Stored items from a collection
___

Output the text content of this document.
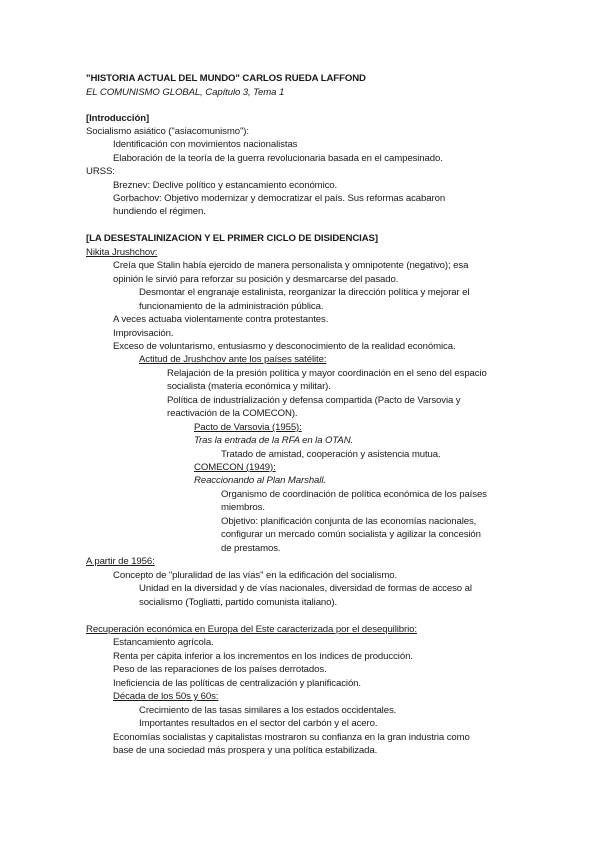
"HISTORIA ACTUAL DEL MUNDO" CARLOS RUEDA LAFFOND
EL COMUNISMO GLOBAL, Capítulo 3, Tema 1
[Introducción]
Socialismo asiático ("asiacomunismo"):
Identificación con movimientos nacionalistas
Elaboración de la teoría de la guerra revolucionaria basada en el campesinado.
URSS:
Breznev: Declive político y estancamiento económico.
Gorbachov: Objetivo modernizar y democratizar el país. Sus reformas acabaron
hundiendo el régimen.
[LA DESESTALINIZACION Y EL PRIMER CICLO DE DISIDENCIAS]
Nikita Jrushchov:
Creía que Stalin había ejercido de manera personalista y omnipotente (negativo); esa
opinión le sirvió para reforzar su posición y desmarcarse del pasado.
Desmontar el engranaje estalinista, reorganizar la dirección política y mejorar el
funcionamiento de la administración pública.
A veces actuaba violentamente contra protestantes.
Improvisación.
Exceso de voluntarismo, entusiasmo y desconocimiento de la realidad económica.
Actitud de Jrushchov ante los países satélite:
Relajación de la presión política y mayor coordinación en el seno del espacio
socialista (materia económica y militar).
Política de industrialización y defensa compartida (Pacto de Varsovia y
reactivación de la COMECON).
Pacto de Varsovia (1955):
Tras la entrada de la RFA en la OTAN.
Tratado de amistad, cooperación y asistencia mutua.
COMECON (1949):
Reaccionando al Plan Marshall.
Organismo de coordinación de política económica de los países
miembros.
Objetivo: planificación conjunta de las economías nacionales,
configurar un mercado común socialista y agilizar la concesión
de prestamos.
A partir de 1956:
Concepto de "pluralidad de las vías" en la edificación del socialismo.
Unidad en la diversidad y de vías nacionales, diversidad de formas de acceso al
socialismo (Togliatti, partido comunista italiano).
Recuperación económica en Europa del Este caracterizada por el desequilibrio:
Estancamiento agrícola.
Renta per cápita inferior a los incrementos en los índices de producción.
Peso de las reparaciones de los países derrotados.
Ineficiencia de las políticas de centralización y planificación.
Década de los 50s y 60s:
Crecimiento de las tasas similares a los estados occidentales.
Importantes resultados en el sector del carbón y el acero.
Economías socialistas y capitalistas mostraron su confianza en la gran industria como
base de una sociedad más prospera y una política estabilizada.
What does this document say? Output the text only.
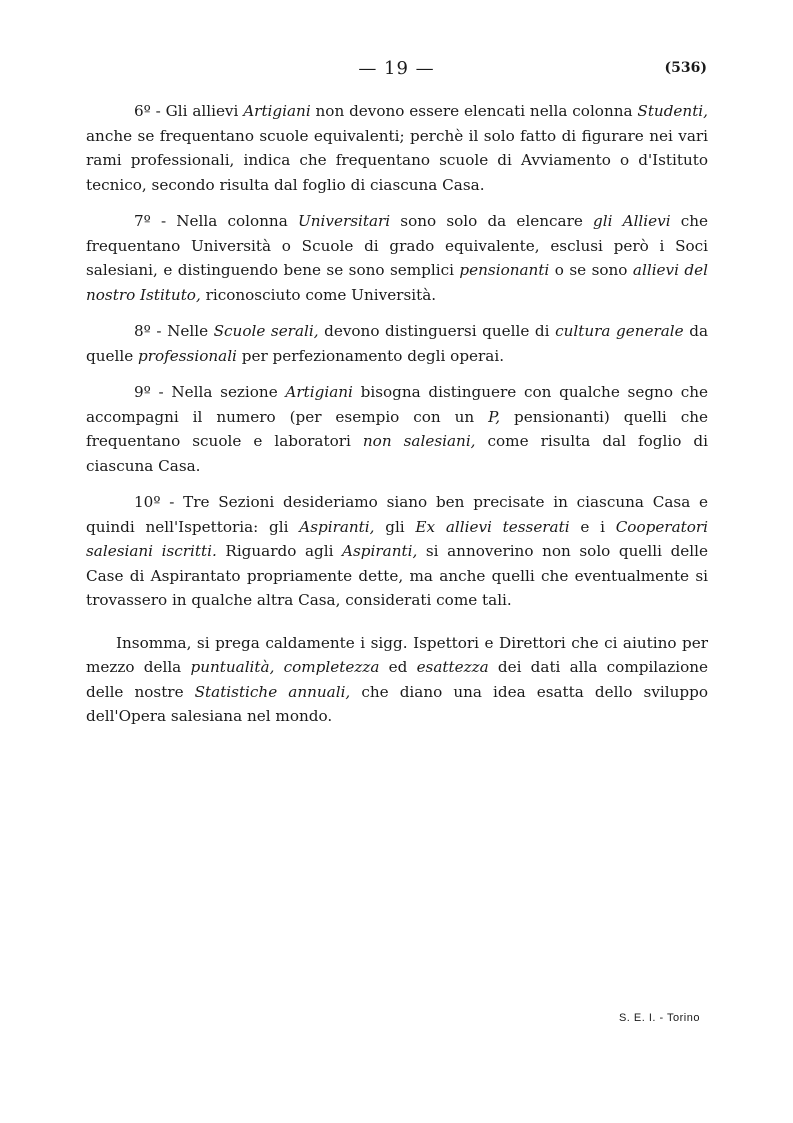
— 19 —	(536)

6º - Gli allievi Artigiani non devono essere elencati nella colonna Studenti, anche se frequentano scuole equivalenti; perchè il solo fatto di figurare nei vari rami professionali, indica che frequentano scuole di Avviamento o d'Istituto tecnico, secondo risulta dal foglio di ciascuna Casa.

7º - Nella colonna Universitari sono solo da elencare gli Allievi che frequentano Università o Scuole di grado equivalente, esclusi però i Soci salesiani, e distinguendo bene se sono semplici pensionanti o se sono allievi del nostro Istituto, riconosciuto come Università.

8º - Nelle Scuole serali, devono distinguersi quelle di cultura generale da quelle professionali per perfezionamento degli operai.

9º - Nella sezione Artigiani bisogna distinguere con qualche segno che accompagni il numero (per esempio con un P, pensionanti) quelli che frequentano scuole e laboratori non salesiani, come risulta dal foglio di ciascuna Casa.

10º - Tre Sezioni desideriamo siano ben precisate in ciascuna Casa e quindi nell'Ispettoria: gli Aspiranti, gli Ex allievi tesserati e i Cooperatori salesiani iscritti. Riguardo agli Aspiranti, si annoverino non solo quelli delle Case di Aspirantato propriamente dette, ma anche quelli che eventualmente si trovassero in qualche altra Casa, considerati come tali.

Insomma, si prega caldamente i sigg. Ispettori e Direttori che ci aiutino per mezzo della puntualità, completezza ed esattezza dei dati alla compilazione delle nostre Statistiche annuali, che diano una idea esatta dello sviluppo dell'Opera salesiana nel mondo.

S. E. I. - Torino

___

— Do this —
Find each line with the string "Pacto" and copy it out.

— Reply to the task —
Política de industrialización y defensa compartida (Pacto de Varsovia y
Pacto de Varsovia (1955):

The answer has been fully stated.